* [THE EXERCISE]:
Looking at the listing beneath, work out how many lines hold "Aihepiiiri" and report only that figure.

-------- RECORDS PROVIDED

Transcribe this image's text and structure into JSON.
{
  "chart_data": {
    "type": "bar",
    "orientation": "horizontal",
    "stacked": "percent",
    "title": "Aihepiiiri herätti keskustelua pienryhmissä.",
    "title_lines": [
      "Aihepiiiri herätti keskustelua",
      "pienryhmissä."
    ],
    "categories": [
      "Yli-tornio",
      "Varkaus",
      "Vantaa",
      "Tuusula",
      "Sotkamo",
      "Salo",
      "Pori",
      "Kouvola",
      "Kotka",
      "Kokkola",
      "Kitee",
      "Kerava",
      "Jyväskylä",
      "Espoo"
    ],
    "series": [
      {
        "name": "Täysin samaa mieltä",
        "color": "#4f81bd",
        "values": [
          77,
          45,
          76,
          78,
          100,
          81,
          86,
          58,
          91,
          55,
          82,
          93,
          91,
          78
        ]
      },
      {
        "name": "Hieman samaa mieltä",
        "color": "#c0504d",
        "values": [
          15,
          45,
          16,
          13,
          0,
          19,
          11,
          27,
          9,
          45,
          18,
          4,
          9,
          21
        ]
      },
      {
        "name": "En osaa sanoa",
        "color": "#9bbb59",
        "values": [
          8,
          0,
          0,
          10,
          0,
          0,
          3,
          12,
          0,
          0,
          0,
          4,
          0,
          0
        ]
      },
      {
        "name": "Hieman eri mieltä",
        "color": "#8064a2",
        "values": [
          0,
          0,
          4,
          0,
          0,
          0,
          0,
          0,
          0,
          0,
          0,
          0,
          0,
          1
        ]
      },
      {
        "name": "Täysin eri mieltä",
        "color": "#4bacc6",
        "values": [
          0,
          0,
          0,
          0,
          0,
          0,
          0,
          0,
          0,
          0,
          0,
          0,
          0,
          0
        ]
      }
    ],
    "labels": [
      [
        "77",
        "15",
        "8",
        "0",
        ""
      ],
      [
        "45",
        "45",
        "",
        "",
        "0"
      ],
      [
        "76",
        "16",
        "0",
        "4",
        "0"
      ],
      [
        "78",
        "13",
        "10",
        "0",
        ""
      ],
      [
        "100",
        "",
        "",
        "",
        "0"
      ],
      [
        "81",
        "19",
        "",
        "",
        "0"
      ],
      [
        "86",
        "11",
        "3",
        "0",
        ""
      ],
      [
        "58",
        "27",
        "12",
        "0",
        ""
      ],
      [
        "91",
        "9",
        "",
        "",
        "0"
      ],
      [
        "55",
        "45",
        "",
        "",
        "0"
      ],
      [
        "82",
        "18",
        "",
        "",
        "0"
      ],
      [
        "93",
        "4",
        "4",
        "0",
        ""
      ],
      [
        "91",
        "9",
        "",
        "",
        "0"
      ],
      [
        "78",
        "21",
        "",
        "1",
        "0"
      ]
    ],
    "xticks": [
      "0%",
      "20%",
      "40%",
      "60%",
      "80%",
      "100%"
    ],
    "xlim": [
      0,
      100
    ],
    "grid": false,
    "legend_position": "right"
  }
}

----------------

* [RESPONSE]:
2